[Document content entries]
..........

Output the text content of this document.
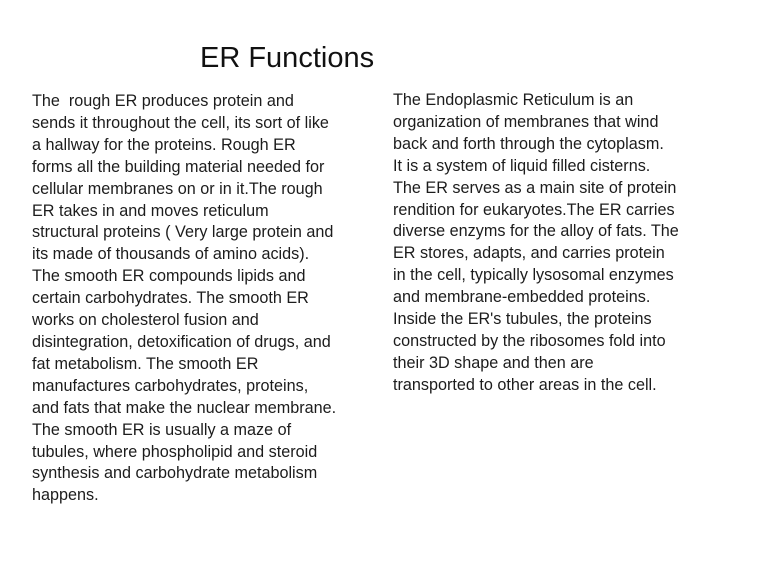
ER Functions
The  rough ER produces protein and
sends it throughout the cell, its sort of like
a hallway for the proteins. Rough ER
forms all the building material needed for
cellular membranes on or in it.The rough
ER takes in and moves reticulum
structural proteins ( Very large protein and
its made of thousands of amino acids).
The smooth ER compounds lipids and
certain carbohydrates. The smooth ER
works on cholesterol fusion and
disintegration, detoxification of drugs, and
fat metabolism. The smooth ER
manufactures carbohydrates, proteins,
and fats that make the nuclear membrane.
The smooth ER is usually a maze of
tubules, where phospholipid and steroid
synthesis and carbohydrate metabolism
happens.
The Endoplasmic Reticulum is an
organization of membranes that wind
back and forth through the cytoplasm.
It is a system of liquid filled cisterns.
The ER serves as a main site of protein
rendition for eukaryotes.The ER carries
diverse enzyms for the alloy of fats. The
ER stores, adapts, and carries protein
in the cell, typically lysosomal enzymes
and membrane-embedded proteins.
Inside the ER's tubules, the proteins
constructed by the ribosomes fold into
their 3D shape and then are
transported to other areas in the cell.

..........

WORK ITEM:
Going through the data above, return each line with the word "tubules".

ANSWER TO THE EXERCISE:
tubules, where phospholipid and steroid
Inside the ER's tubules, the proteins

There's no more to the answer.